--- start GIVEN INFORMATION ---
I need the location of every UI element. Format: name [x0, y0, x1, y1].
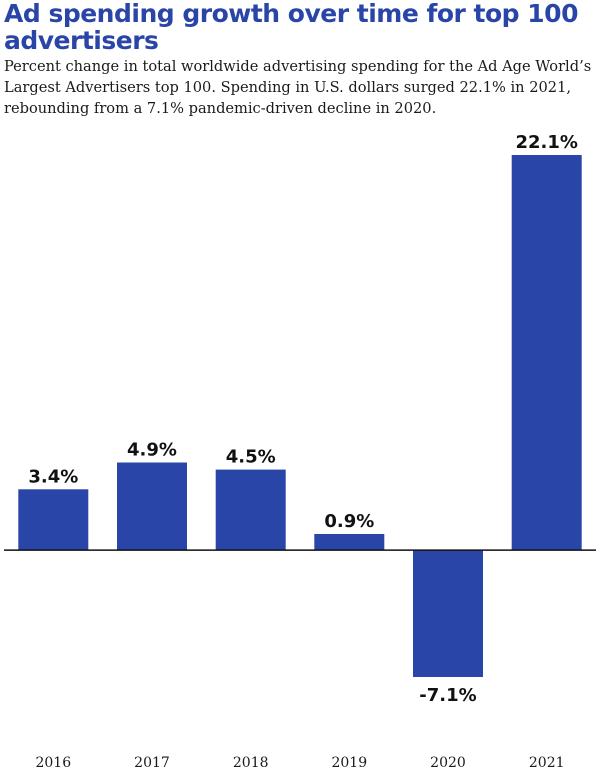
x-tick-label-2020: 2020: [430, 755, 466, 771]
data-label-2019: 0.9%: [324, 511, 374, 532]
bar-2019: [314, 534, 385, 551]
bar-2017: [117, 462, 187, 551]
data-label-2020: -7.1%: [419, 685, 476, 706]
x-tick-label-2017: 2017: [134, 755, 170, 771]
x-tick-label-2019: 2019: [331, 755, 367, 771]
bar-2021: [511, 155, 582, 551]
x-tick-label-2021: 2021: [529, 755, 565, 771]
bar-2020: [413, 550, 483, 677]
data-label-2016: 3.4%: [28, 466, 78, 487]
data-label-2018: 4.5%: [226, 447, 276, 468]
bar-2016: [18, 489, 89, 551]
x-tick-label-2016: 2016: [35, 755, 71, 771]
chart-subtitle: Percent change in total worldwide advert…: [4, 58, 592, 117]
x-tick-label-2018: 2018: [233, 755, 269, 771]
bar-2018: [215, 469, 286, 550]
chart-title: Ad spending growth over time for top 100…: [4, 0, 578, 55]
data-label-2021: 22.1%: [515, 132, 577, 153]
data-label-2017: 4.9%: [127, 440, 177, 461]
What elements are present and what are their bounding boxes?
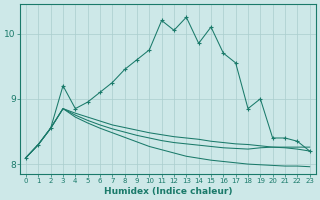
X-axis label: Humidex (Indice chaleur): Humidex (Indice chaleur) (104, 187, 232, 196)
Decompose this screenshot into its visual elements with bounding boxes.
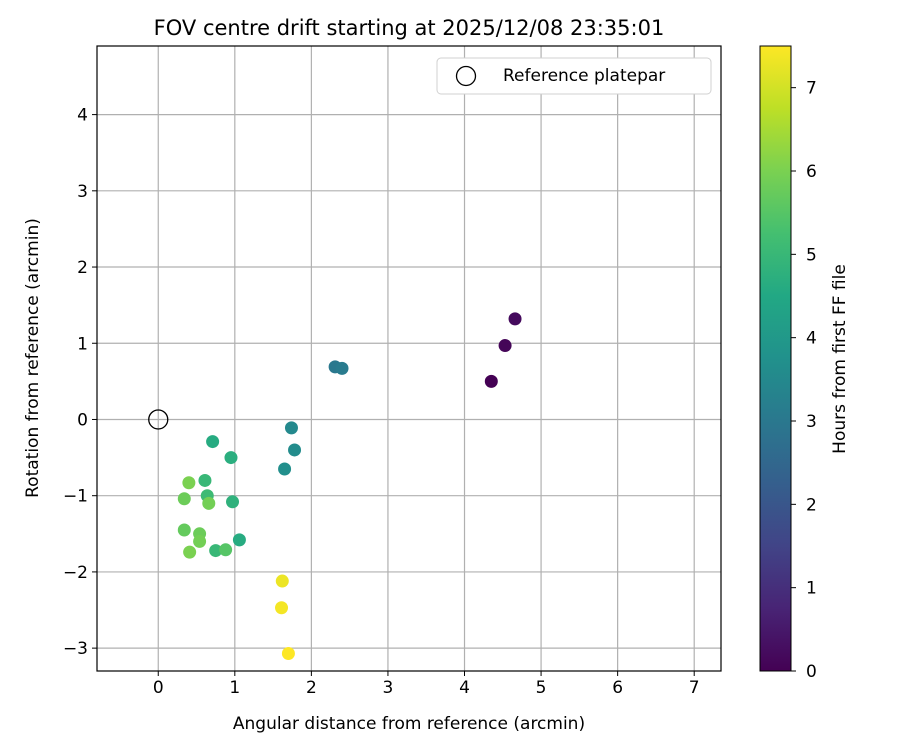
--- end GIVEN INFORMATION ---
| THE EXERCISE |
Rewrite the listing above with every instance of "bounding boxes" changed to "coordinates" and nothing else altered. Omit the pictures from your version.

| RESPONSE FOR THIS EXERCISE |
I need the location of every UI element. Format: name [x0, y0, x1, y1].
x-tick-label-2020: 2020: [430, 755, 466, 771]
data-label-2019: 0.9%: [324, 511, 374, 532]
bar-2019: [314, 534, 385, 551]
bar-2017: [117, 462, 187, 551]
data-label-2020: -7.1%: [419, 685, 476, 706]
x-tick-label-2017: 2017: [134, 755, 170, 771]
x-tick-label-2019: 2019: [331, 755, 367, 771]
bar-2021: [511, 155, 582, 551]
x-tick-label-2021: 2021: [529, 755, 565, 771]
bar-2020: [413, 550, 483, 677]
data-label-2016: 3.4%: [28, 466, 78, 487]
data-label-2018: 4.5%: [226, 447, 276, 468]
bar-2016: [18, 489, 89, 551]
x-tick-label-2016: 2016: [35, 755, 71, 771]
chart-subtitle: Percent change in total worldwide advert…: [4, 58, 592, 117]
x-tick-label-2018: 2018: [233, 755, 269, 771]
bar-2018: [215, 469, 286, 550]
chart-title: Ad spending growth over time for top 100…: [4, 0, 578, 55]
data-label-2021: 22.1%: [515, 132, 577, 153]
data-label-2017: 4.9%: [127, 440, 177, 461]
What elements are present and what are their coordinates?
X-axis label: Humidex (Indice chaleur): Humidex (Indice chaleur) (104, 187, 232, 196)
Decompose this screenshot into its visual elements with coordinates.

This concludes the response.